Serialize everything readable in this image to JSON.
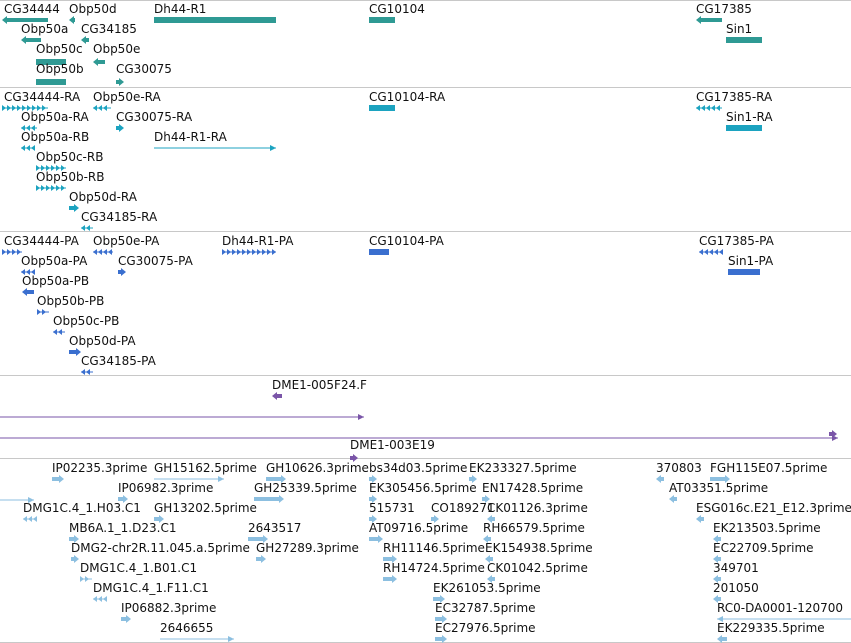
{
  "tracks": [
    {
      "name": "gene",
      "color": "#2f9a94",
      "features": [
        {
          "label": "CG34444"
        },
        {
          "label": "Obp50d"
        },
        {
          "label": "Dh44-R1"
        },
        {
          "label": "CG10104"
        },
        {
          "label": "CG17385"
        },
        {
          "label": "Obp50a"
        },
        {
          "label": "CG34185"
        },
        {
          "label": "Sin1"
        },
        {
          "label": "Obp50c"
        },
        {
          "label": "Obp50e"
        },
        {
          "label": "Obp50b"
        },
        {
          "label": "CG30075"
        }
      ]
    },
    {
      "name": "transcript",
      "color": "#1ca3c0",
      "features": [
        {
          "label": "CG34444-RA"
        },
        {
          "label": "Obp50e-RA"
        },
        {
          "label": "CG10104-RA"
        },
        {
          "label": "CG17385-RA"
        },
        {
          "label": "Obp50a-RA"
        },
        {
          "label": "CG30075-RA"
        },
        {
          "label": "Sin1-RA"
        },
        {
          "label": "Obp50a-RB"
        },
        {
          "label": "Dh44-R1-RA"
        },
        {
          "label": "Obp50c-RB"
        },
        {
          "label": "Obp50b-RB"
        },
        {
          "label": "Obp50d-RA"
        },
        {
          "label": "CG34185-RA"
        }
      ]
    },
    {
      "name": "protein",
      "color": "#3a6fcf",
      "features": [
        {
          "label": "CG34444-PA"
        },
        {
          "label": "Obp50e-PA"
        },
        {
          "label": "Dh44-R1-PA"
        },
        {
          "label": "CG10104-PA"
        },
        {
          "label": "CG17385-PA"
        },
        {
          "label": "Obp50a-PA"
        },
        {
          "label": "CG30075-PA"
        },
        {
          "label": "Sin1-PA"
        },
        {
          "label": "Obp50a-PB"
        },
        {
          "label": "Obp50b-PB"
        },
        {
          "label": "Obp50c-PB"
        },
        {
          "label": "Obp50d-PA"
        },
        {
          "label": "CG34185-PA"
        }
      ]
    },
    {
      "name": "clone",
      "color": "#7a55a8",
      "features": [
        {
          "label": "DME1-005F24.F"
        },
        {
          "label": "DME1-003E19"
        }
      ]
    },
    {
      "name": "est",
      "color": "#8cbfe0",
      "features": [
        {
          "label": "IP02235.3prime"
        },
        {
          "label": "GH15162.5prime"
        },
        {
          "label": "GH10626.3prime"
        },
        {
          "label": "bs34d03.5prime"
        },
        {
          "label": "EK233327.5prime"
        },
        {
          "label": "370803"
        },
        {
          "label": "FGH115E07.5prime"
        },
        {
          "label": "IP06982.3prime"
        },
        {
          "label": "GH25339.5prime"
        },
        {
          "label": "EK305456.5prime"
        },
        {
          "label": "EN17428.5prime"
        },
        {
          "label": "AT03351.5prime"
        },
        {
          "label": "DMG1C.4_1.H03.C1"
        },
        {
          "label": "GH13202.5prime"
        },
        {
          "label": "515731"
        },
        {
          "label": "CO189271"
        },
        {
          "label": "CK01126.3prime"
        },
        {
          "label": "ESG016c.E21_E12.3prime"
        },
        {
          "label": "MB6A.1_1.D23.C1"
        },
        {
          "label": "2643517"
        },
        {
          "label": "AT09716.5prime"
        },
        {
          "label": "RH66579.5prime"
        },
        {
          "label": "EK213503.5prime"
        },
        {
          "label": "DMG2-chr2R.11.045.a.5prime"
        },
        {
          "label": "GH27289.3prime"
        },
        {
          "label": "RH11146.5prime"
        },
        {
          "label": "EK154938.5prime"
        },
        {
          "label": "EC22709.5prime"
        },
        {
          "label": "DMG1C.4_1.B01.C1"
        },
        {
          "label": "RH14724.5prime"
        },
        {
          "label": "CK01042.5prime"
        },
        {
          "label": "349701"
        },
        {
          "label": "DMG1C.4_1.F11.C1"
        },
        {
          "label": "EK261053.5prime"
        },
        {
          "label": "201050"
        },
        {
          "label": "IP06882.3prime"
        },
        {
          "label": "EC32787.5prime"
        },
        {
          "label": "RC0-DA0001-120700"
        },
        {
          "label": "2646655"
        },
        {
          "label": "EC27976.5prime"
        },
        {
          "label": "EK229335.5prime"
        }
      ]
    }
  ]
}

####

**Problem:**
Identify the lines of the data that contain the word "name". Copy each of them.

**Result:**
      "name": "gene",
      "name": "transcript",
      "name": "protein",
      "name": "clone",
      "name": "est",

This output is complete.